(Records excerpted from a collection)
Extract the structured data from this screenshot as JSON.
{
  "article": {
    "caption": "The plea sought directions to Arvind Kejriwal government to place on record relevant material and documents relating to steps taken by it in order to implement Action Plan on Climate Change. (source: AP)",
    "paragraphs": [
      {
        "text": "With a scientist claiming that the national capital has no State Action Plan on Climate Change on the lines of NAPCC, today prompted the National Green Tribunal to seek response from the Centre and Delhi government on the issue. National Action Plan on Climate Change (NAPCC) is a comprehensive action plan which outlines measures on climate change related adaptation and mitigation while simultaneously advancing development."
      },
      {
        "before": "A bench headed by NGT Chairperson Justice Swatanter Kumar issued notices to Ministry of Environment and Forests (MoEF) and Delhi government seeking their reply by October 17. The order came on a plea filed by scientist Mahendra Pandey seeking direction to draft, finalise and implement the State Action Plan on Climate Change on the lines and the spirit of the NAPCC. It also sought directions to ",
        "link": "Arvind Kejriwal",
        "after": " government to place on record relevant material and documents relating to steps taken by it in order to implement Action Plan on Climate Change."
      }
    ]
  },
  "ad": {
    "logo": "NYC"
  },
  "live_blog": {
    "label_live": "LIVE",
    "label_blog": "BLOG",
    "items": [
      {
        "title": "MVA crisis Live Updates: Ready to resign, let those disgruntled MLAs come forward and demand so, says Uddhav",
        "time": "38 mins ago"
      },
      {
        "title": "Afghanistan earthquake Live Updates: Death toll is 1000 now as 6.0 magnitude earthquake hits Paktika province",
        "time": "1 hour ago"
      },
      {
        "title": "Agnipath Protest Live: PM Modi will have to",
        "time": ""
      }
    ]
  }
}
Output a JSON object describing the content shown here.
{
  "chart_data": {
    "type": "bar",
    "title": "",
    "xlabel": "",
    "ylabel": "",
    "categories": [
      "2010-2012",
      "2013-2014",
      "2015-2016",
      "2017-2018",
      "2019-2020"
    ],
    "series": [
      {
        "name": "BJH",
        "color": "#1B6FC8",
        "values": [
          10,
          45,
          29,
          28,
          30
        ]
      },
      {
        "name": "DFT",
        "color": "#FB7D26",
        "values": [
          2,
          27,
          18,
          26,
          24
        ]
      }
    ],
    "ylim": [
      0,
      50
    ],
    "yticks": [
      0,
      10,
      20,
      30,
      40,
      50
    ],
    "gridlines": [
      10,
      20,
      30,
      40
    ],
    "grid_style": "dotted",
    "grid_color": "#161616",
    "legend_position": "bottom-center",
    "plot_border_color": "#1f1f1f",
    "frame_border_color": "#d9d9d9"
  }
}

> DESCRIPTION OF THE TASK
Only the lines from the one that contains "Output a JSON" through the last line should be repeated, each exactly as it stands, with both ends included.

> THE COMPLETED TASK
Output a JSON object describing the content shown here.
{
  "chart_data": {
    "type": "bar",
    "title": "",
    "xlabel": "",
    "ylabel": "",
    "categories": [
      "2010-2012",
      "2013-2014",
      "2015-2016",
      "2017-2018",
      "2019-2020"
    ],
    "series": [
      {
        "name": "BJH",
        "color": "#1B6FC8",
        "values": [
          10,
          45,
          29,
          28,
          30
        ]
      },
      {
        "name": "DFT",
        "color": "#FB7D26",
        "values": [
          2,
          27,
          18,
          26,
          24
        ]
      }
    ],
    "ylim": [
      0,
      50
    ],
    "yticks": [
      0,
      10,
      20,
      30,
      40,
      50
    ],
    "gridlines": [
      10,
      20,
      30,
      40
    ],
    "grid_style": "dotted",
    "grid_color": "#161616",
    "legend_position": "bottom-center",
    "plot_border_color": "#1f1f1f",
    "frame_border_color": "#d9d9d9"
  }
}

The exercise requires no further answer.